● SET TASK
What is needed here is an exact copy of every entry.

● Collected data entries
.....
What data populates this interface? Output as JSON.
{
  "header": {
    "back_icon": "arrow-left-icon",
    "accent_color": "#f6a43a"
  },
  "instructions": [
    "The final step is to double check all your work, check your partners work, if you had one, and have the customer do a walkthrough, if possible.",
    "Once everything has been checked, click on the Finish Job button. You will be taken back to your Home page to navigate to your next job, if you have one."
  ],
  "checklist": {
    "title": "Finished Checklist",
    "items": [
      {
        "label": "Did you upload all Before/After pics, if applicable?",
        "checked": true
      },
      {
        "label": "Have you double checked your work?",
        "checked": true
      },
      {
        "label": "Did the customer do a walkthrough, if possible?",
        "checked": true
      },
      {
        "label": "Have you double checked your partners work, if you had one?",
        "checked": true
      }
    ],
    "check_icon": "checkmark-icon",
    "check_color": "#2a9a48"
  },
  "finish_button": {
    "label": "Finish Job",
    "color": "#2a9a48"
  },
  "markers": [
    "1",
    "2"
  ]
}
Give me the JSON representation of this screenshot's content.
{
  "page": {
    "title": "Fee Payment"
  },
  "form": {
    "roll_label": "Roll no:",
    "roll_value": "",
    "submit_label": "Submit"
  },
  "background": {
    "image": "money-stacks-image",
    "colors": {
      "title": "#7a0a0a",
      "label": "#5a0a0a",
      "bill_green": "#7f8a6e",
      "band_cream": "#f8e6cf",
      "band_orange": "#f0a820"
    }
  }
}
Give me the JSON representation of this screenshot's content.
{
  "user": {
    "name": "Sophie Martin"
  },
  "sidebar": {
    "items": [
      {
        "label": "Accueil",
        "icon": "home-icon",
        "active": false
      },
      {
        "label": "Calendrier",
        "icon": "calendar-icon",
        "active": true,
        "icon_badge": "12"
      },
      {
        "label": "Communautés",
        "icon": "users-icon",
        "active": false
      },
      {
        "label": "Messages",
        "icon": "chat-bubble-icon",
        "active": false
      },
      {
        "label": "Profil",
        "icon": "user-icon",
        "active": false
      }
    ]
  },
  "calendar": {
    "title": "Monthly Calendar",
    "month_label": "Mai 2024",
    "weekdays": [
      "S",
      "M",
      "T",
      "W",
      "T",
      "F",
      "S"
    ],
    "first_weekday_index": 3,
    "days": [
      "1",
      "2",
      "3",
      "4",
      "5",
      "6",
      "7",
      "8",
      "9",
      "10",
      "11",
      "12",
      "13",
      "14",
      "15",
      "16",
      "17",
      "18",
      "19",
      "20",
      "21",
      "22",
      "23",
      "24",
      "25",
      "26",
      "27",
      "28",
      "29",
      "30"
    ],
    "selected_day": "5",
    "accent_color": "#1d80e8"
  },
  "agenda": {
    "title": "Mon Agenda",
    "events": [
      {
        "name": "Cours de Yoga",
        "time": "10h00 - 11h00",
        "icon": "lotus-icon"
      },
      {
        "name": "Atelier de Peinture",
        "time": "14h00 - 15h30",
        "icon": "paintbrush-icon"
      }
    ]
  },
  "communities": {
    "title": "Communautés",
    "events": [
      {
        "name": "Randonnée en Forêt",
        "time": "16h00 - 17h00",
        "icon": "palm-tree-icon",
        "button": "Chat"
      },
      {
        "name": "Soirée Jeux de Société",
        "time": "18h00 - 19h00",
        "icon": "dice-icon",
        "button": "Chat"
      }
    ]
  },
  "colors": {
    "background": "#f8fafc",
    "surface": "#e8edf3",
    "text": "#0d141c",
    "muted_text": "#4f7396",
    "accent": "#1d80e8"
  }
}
.....
● SOLUTION
What data populates this interface? Output as JSON.
{
  "header": {
    "back_icon": "arrow-left-icon",
    "accent_color": "#f6a43a"
  },
  "instructions": [
    "The final step is to double check all your work, check your partners work, if you had one, and have the customer do a walkthrough, if possible.",
    "Once everything has been checked, click on the Finish Job button. You will be taken back to your Home page to navigate to your next job, if you have one."
  ],
  "checklist": {
    "title": "Finished Checklist",
    "items": [
      {
        "label": "Did you upload all Before/After pics, if applicable?",
        "checked": true
      },
      {
        "label": "Have you double checked your work?",
        "checked": true
      },
      {
        "label": "Did the customer do a walkthrough, if possible?",
        "checked": true
      },
      {
        "label": "Have you double checked your partners work, if you had one?",
        "checked": true
      }
    ],
    "check_icon": "checkmark-icon",
    "check_color": "#2a9a48"
  },
  "finish_button": {
    "label": "Finish Job",
    "color": "#2a9a48"
  },
  "markers": [
    "1",
    "2"
  ]
}
Give me the JSON representation of this screenshot's content.
{
  "page": {
    "title": "Fee Payment"
  },
  "form": {
    "roll_label": "Roll no:",
    "roll_value": "",
    "submit_label": "Submit"
  },
  "background": {
    "image": "money-stacks-image",
    "colors": {
      "title": "#7a0a0a",
      "label": "#5a0a0a",
      "bill_green": "#7f8a6e",
      "band_cream": "#f8e6cf",
      "band_orange": "#f0a820"
    }
  }
}
Give me the JSON representation of this screenshot's content.
{
  "user": {
    "name": "Sophie Martin"
  },
  "sidebar": {
    "items": [
      {
        "label": "Accueil",
        "icon": "home-icon",
        "active": false
      },
      {
        "label": "Calendrier",
        "icon": "calendar-icon",
        "active": true,
        "icon_badge": "12"
      },
      {
        "label": "Communautés",
        "icon": "users-icon",
        "active": false
      },
      {
        "label": "Messages",
        "icon": "chat-bubble-icon",
        "active": false
      },
      {
        "label": "Profil",
        "icon": "user-icon",
        "active": false
      }
    ]
  },
  "calendar": {
    "title": "Monthly Calendar",
    "month_label": "Mai 2024",
    "weekdays": [
      "S",
      "M",
      "T",
      "W",
      "T",
      "F",
      "S"
    ],
    "first_weekday_index": 3,
    "days": [
      "1",
      "2",
      "3",
      "4",
      "5",
      "6",
      "7",
      "8",
      "9",
      "10",
      "11",
      "12",
      "13",
      "14",
      "15",
      "16",
      "17",
      "18",
      "19",
      "20",
      "21",
      "22",
      "23",
      "24",
      "25",
      "26",
      "27",
      "28",
      "29",
      "30"
    ],
    "selected_day": "5",
    "accent_color": "#1d80e8"
  },
  "agenda": {
    "title": "Mon Agenda",
    "events": [
      {
        "name": "Cours de Yoga",
        "time": "10h00 - 11h00",
        "icon": "lotus-icon"
      },
      {
        "name": "Atelier de Peinture",
        "time": "14h00 - 15h30",
        "icon": "paintbrush-icon"
      }
    ]
  },
  "communities": {
    "title": "Communautés",
    "events": [
      {
        "name": "Randonnée en Forêt",
        "time": "16h00 - 17h00",
        "icon": "palm-tree-icon",
        "button": "Chat"
      },
      {
        "name": "Soirée Jeux de Société",
        "time": "18h00 - 19h00",
        "icon": "dice-icon",
        "button": "Chat"
      }
    ]
  },
  "colors": {
    "background": "#f8fafc",
    "surface": "#e8edf3",
    "text": "#0d141c",
    "muted_text": "#4f7396",
    "accent": "#1d80e8"
  }
}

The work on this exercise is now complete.